Work to be completed >> Search the records below for the word "Строительство". Pull out each line that has it.

Data records >>
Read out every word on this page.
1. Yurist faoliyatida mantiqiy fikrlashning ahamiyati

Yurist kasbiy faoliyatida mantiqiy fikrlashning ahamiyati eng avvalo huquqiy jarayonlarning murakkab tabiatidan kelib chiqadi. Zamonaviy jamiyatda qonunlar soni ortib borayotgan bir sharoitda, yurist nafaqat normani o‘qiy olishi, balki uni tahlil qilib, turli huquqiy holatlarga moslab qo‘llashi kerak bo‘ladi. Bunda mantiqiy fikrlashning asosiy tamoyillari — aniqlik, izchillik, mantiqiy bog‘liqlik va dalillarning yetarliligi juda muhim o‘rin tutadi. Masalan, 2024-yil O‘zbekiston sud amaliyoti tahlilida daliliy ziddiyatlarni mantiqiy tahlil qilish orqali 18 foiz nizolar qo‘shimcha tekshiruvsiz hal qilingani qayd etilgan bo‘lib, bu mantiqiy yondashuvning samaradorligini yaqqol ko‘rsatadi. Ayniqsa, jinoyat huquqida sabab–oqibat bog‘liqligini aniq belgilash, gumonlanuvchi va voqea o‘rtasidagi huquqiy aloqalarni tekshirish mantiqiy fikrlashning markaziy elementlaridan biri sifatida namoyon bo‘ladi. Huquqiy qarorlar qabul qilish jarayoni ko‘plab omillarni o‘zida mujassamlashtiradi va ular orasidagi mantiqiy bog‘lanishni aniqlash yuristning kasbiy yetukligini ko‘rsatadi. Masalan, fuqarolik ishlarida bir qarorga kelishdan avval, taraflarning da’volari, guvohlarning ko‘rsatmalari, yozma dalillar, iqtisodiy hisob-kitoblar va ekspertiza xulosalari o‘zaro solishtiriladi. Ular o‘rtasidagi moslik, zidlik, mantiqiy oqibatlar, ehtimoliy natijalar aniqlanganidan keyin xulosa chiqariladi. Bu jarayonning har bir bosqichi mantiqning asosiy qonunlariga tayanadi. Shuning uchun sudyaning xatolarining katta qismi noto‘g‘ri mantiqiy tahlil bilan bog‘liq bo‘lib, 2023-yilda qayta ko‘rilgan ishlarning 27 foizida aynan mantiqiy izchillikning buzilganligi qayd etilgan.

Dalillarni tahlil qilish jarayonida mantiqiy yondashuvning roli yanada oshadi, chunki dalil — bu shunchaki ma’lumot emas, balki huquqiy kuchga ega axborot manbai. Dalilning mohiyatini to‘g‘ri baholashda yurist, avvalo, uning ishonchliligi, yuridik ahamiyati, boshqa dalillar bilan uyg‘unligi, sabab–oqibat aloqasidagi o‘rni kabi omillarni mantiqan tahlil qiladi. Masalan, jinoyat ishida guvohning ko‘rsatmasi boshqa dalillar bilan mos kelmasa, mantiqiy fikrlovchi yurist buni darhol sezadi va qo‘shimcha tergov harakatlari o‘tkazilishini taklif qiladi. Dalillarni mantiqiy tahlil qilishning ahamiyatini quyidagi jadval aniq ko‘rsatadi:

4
---
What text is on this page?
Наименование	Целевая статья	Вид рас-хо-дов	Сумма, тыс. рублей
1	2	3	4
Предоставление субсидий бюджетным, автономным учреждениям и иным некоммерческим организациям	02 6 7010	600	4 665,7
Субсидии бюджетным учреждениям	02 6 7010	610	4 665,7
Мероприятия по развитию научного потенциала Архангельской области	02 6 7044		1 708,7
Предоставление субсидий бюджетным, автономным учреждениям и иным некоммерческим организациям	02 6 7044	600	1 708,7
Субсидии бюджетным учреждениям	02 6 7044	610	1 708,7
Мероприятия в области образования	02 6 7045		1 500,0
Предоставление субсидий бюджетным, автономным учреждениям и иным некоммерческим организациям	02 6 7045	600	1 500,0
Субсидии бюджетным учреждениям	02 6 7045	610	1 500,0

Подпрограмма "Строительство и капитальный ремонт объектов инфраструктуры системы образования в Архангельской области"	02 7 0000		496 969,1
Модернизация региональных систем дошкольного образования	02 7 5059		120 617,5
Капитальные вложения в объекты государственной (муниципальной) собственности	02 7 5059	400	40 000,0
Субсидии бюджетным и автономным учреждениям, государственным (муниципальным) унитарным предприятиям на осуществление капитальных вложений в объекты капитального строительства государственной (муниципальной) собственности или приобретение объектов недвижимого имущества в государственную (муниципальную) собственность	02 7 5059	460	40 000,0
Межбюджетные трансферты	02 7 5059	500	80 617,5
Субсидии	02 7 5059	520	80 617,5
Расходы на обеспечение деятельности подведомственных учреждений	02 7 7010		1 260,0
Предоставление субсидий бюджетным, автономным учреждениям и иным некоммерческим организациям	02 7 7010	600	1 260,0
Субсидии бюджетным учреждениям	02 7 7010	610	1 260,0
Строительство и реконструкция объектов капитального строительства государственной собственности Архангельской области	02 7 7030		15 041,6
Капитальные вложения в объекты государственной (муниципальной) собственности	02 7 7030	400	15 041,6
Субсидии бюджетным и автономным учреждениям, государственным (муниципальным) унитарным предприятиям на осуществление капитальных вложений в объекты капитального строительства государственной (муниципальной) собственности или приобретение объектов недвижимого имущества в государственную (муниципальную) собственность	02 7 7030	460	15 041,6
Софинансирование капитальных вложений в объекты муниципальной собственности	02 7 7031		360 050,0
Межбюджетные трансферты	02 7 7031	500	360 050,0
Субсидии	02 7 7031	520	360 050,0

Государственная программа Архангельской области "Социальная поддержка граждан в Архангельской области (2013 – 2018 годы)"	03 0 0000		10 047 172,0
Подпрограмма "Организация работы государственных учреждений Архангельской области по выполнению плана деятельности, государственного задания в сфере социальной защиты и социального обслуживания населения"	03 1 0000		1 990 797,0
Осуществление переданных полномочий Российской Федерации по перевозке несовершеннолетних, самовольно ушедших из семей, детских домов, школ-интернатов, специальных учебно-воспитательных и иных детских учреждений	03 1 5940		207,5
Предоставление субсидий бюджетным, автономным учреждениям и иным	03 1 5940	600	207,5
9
---
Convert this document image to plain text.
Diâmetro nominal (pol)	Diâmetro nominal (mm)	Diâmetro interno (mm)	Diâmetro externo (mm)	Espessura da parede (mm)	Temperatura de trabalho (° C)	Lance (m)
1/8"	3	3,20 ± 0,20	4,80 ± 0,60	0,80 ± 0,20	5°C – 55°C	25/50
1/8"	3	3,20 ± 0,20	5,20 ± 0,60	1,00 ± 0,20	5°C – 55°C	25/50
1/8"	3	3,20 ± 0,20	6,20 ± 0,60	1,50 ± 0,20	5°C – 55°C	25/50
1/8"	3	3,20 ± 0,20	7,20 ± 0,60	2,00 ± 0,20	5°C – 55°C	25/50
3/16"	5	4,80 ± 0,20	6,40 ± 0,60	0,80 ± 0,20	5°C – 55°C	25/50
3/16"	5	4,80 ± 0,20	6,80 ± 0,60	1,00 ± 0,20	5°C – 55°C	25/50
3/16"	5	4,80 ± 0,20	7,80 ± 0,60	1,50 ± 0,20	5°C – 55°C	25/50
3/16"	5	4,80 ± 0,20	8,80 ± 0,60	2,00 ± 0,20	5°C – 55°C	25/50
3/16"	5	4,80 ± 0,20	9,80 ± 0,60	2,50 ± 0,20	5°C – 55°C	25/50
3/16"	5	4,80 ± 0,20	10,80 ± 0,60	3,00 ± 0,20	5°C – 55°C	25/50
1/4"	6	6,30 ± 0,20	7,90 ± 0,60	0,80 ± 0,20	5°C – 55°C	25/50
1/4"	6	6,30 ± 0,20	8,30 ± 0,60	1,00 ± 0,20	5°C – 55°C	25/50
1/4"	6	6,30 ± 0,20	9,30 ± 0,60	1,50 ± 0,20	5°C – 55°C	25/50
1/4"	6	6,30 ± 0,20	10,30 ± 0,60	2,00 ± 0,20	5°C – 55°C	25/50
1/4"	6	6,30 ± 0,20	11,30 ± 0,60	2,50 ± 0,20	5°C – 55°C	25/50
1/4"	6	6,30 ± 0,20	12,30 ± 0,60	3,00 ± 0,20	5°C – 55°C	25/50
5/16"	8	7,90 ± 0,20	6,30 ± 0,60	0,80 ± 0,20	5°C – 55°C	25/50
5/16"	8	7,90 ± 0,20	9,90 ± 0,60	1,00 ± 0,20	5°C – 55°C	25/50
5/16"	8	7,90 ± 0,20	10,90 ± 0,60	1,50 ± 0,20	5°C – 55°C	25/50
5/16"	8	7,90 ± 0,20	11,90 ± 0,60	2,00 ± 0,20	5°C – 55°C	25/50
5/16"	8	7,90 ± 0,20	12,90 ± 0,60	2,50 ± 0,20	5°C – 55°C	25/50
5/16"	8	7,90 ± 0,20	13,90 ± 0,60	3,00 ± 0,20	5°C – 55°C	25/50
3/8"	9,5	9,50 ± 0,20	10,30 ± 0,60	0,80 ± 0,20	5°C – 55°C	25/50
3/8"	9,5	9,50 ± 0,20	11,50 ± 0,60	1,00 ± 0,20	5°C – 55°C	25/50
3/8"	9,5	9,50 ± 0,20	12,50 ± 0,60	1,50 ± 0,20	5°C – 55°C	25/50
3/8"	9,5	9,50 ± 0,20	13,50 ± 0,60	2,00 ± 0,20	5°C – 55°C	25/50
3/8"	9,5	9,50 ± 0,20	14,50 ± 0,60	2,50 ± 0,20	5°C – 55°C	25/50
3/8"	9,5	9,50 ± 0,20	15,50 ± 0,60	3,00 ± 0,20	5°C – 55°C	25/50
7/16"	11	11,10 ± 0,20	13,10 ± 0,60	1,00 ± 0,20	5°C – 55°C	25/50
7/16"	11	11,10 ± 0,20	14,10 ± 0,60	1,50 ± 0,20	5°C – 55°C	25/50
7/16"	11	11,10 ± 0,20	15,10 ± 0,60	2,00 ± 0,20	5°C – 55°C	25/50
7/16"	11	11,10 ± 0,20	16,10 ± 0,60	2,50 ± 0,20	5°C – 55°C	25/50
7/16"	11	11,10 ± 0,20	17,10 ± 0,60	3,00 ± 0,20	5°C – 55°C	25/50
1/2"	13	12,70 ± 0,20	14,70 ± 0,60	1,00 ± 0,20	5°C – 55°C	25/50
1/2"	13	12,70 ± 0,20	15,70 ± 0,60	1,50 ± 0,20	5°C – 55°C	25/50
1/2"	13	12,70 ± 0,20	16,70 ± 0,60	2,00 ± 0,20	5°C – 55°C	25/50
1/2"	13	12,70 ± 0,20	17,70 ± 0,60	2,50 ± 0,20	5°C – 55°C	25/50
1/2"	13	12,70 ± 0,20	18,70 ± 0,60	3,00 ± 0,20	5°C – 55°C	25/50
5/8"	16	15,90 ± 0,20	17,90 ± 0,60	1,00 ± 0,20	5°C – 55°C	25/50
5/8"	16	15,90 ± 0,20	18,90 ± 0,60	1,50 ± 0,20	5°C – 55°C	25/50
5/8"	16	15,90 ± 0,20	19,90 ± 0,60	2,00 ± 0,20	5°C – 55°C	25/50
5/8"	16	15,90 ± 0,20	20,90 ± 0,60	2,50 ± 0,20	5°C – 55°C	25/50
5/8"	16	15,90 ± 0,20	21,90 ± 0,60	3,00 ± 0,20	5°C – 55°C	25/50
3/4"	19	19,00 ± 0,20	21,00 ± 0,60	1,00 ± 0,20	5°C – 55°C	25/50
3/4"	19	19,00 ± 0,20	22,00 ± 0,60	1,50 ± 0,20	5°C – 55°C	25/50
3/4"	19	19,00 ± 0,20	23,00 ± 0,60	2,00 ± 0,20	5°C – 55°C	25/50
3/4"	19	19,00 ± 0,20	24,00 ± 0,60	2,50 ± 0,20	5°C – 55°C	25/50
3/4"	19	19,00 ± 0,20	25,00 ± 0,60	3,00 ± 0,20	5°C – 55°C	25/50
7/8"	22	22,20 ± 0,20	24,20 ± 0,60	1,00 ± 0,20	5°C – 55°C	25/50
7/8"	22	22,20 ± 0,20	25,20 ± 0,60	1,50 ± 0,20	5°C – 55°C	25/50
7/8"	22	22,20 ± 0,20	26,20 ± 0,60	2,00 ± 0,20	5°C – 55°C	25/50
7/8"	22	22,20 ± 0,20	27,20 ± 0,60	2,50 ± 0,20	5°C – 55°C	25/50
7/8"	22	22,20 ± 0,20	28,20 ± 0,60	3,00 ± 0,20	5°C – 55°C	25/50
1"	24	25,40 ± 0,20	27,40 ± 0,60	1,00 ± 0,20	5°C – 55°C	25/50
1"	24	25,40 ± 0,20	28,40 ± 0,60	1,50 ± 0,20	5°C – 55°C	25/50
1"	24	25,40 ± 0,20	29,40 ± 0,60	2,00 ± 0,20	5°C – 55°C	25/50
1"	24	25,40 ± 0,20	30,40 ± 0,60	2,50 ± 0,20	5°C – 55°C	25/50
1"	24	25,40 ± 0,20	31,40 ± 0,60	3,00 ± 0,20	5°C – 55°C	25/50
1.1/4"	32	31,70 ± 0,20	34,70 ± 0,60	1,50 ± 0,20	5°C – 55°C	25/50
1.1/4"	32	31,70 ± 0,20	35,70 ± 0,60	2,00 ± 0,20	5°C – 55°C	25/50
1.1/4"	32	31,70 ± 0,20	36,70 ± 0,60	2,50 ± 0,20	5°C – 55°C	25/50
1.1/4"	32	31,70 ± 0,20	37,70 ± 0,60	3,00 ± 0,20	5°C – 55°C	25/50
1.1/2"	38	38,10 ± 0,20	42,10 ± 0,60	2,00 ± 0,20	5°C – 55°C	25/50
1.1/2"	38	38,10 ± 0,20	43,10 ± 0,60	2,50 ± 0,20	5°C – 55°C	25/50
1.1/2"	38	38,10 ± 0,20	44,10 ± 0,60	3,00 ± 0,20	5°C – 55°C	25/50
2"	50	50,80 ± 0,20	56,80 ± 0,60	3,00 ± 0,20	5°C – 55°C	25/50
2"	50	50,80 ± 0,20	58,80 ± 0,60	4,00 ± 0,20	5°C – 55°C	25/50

Written reply >>
Подпрограмма "Строительство и капитальный ремонт объектов инфраструктуры системы образования в Архангельской области"	02 7 0000		496 969,1
Строительство и реконструкция объектов капитального строительства государственной собственности Архангельской области	02 7 7030		15 041,6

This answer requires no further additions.